• [Data for the task]
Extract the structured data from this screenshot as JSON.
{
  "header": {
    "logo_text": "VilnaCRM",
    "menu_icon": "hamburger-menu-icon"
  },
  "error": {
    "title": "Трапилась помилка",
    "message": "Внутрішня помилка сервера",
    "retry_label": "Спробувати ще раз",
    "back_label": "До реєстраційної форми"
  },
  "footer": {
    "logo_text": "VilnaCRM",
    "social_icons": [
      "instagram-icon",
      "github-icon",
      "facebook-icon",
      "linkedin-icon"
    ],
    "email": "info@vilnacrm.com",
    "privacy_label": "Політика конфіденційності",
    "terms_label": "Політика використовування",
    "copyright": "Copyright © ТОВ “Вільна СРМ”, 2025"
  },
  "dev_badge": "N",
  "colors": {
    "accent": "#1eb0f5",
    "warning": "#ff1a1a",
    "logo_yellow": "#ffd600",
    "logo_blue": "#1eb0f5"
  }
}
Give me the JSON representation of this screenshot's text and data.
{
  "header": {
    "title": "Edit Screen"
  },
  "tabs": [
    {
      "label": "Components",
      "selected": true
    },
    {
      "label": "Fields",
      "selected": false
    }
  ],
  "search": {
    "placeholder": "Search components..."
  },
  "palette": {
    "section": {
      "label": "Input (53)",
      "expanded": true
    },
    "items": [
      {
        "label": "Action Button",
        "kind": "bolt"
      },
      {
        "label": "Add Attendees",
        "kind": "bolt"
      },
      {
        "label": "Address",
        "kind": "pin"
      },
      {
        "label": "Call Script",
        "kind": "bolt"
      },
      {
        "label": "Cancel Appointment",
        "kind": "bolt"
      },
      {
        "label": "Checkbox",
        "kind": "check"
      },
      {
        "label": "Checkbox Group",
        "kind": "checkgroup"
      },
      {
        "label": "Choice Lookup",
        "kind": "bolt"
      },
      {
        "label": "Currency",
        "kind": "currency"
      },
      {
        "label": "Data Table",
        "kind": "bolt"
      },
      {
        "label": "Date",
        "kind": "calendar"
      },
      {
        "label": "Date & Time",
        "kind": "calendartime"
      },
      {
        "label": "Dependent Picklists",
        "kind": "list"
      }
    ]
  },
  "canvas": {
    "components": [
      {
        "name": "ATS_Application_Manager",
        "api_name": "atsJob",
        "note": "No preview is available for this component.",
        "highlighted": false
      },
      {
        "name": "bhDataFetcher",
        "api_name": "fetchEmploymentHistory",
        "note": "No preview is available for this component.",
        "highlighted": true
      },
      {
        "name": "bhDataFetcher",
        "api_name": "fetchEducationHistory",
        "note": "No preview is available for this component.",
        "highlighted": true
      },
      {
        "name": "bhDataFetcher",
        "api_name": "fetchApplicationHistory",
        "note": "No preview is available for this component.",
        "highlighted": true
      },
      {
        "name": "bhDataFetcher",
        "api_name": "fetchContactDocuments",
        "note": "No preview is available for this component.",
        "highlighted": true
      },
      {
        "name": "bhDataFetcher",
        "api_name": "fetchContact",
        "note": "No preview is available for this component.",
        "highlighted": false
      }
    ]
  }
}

• [Aim of the exercise] Each entry is to be returned in full, character for character.

• [Result]
Extract the structured data from this screenshot as JSON.
{
  "header": {
    "logo_text": "VilnaCRM",
    "menu_icon": "hamburger-menu-icon"
  },
  "error": {
    "title": "Трапилась помилка",
    "message": "Внутрішня помилка сервера",
    "retry_label": "Спробувати ще раз",
    "back_label": "До реєстраційної форми"
  },
  "footer": {
    "logo_text": "VilnaCRM",
    "social_icons": [
      "instagram-icon",
      "github-icon",
      "facebook-icon",
      "linkedin-icon"
    ],
    "email": "info@vilnacrm.com",
    "privacy_label": "Політика конфіденційності",
    "terms_label": "Політика використовування",
    "copyright": "Copyright © ТОВ “Вільна СРМ”, 2025"
  },
  "dev_badge": "N",
  "colors": {
    "accent": "#1eb0f5",
    "warning": "#ff1a1a",
    "logo_yellow": "#ffd600",
    "logo_blue": "#1eb0f5"
  }
}
Give me the JSON representation of this screenshot's text and data.
{
  "header": {
    "title": "Edit Screen"
  },
  "tabs": [
    {
      "label": "Components",
      "selected": true
    },
    {
      "label": "Fields",
      "selected": false
    }
  ],
  "search": {
    "placeholder": "Search components..."
  },
  "palette": {
    "section": {
      "label": "Input (53)",
      "expanded": true
    },
    "items": [
      {
        "label": "Action Button",
        "kind": "bolt"
      },
      {
        "label": "Add Attendees",
        "kind": "bolt"
      },
      {
        "label": "Address",
        "kind": "pin"
      },
      {
        "label": "Call Script",
        "kind": "bolt"
      },
      {
        "label": "Cancel Appointment",
        "kind": "bolt"
      },
      {
        "label": "Checkbox",
        "kind": "check"
      },
      {
        "label": "Checkbox Group",
        "kind": "checkgroup"
      },
      {
        "label": "Choice Lookup",
        "kind": "bolt"
      },
      {
        "label": "Currency",
        "kind": "currency"
      },
      {
        "label": "Data Table",
        "kind": "bolt"
      },
      {
        "label": "Date",
        "kind": "calendar"
      },
      {
        "label": "Date & Time",
        "kind": "calendartime"
      },
      {
        "label": "Dependent Picklists",
        "kind": "list"
      }
    ]
  },
  "canvas": {
    "components": [
      {
        "name": "ATS_Application_Manager",
        "api_name": "atsJob",
        "note": "No preview is available for this component.",
        "highlighted": false
      },
      {
        "name": "bhDataFetcher",
        "api_name": "fetchEmploymentHistory",
        "note": "No preview is available for this component.",
        "highlighted": true
      },
      {
        "name": "bhDataFetcher",
        "api_name": "fetchEducationHistory",
        "note": "No preview is available for this component.",
        "highlighted": true
      },
      {
        "name": "bhDataFetcher",
        "api_name": "fetchApplicationHistory",
        "note": "No preview is available for this component.",
        "highlighted": true
      },
      {
        "name": "bhDataFetcher",
        "api_name": "fetchContactDocuments",
        "note": "No preview is available for this component.",
        "highlighted": true
      },
      {
        "name": "bhDataFetcher",
        "api_name": "fetchContact",
        "note": "No preview is available for this component.",
        "highlighted": false
      }
    ]
  }
}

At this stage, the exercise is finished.